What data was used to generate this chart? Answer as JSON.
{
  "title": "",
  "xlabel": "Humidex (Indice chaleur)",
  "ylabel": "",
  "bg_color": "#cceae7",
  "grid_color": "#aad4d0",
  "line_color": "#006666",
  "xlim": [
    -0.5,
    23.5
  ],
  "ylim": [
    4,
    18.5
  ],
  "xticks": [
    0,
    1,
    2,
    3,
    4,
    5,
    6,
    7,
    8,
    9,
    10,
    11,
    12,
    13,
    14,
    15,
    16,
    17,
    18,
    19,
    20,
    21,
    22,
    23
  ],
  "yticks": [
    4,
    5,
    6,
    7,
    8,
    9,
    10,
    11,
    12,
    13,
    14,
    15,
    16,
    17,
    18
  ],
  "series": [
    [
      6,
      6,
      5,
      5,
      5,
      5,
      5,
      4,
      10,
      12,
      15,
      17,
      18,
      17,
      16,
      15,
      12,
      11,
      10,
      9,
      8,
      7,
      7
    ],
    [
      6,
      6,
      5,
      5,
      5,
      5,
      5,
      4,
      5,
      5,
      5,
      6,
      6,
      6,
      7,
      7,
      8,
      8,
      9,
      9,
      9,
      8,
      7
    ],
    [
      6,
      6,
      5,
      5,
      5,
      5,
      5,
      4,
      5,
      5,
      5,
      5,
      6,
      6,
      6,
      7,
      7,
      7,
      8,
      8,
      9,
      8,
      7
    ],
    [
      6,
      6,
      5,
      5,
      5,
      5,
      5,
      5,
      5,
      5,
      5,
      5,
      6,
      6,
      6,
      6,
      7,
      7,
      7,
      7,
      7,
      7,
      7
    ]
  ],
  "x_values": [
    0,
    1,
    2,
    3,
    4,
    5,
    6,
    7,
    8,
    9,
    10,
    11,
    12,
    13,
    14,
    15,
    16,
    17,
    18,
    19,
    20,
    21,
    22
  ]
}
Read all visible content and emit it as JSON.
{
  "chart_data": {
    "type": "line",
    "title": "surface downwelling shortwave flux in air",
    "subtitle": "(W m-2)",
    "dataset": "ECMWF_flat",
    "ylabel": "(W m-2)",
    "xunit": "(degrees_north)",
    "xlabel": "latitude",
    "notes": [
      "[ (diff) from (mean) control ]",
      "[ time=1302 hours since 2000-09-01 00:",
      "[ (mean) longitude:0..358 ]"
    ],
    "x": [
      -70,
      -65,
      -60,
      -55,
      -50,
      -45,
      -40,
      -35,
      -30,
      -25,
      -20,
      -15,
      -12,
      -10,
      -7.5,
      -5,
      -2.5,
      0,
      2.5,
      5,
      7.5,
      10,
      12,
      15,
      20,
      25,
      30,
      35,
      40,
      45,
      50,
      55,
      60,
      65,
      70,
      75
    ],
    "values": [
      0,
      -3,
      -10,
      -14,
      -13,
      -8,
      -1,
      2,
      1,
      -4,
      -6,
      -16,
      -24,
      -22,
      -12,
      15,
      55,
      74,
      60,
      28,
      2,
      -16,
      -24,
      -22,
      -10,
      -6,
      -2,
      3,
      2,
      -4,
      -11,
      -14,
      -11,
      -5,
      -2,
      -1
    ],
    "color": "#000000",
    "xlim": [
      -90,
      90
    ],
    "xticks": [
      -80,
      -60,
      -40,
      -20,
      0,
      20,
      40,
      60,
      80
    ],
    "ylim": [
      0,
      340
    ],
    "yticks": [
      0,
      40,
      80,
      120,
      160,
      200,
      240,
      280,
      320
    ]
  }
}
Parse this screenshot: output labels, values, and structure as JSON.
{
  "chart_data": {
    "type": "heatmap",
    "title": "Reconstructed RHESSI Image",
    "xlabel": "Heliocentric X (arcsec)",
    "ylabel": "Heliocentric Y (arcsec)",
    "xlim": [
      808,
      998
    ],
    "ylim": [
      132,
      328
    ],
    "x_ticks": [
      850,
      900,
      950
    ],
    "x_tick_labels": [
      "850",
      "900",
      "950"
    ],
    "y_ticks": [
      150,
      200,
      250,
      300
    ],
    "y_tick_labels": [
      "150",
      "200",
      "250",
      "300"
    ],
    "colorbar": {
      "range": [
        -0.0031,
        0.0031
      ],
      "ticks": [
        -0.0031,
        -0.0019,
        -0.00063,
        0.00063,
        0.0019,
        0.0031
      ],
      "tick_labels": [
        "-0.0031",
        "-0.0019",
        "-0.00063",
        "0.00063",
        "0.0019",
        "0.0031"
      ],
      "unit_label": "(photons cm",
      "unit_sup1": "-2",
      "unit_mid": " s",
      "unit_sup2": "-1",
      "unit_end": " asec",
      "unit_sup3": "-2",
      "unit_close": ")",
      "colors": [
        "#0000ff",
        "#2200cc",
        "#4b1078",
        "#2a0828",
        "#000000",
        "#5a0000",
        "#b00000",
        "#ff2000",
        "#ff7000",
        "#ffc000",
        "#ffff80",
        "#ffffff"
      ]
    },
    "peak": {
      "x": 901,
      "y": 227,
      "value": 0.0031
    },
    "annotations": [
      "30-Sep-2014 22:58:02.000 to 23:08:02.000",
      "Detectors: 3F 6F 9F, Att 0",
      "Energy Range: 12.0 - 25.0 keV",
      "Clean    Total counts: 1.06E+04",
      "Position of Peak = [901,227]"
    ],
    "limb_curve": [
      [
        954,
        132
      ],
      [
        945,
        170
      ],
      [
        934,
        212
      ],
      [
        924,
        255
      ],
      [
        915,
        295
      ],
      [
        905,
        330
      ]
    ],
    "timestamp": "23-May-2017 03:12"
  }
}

^^^^^^^^^^^^^^^^

* [OBJECTIVE]
Go through the material above and copy each line that has the word "ylabel".

* [FINISHED TASK]
  "ylabel": "",
    "ylabel": "(W m-2)",
    "ylabel": "Heliocentric Y (arcsec)",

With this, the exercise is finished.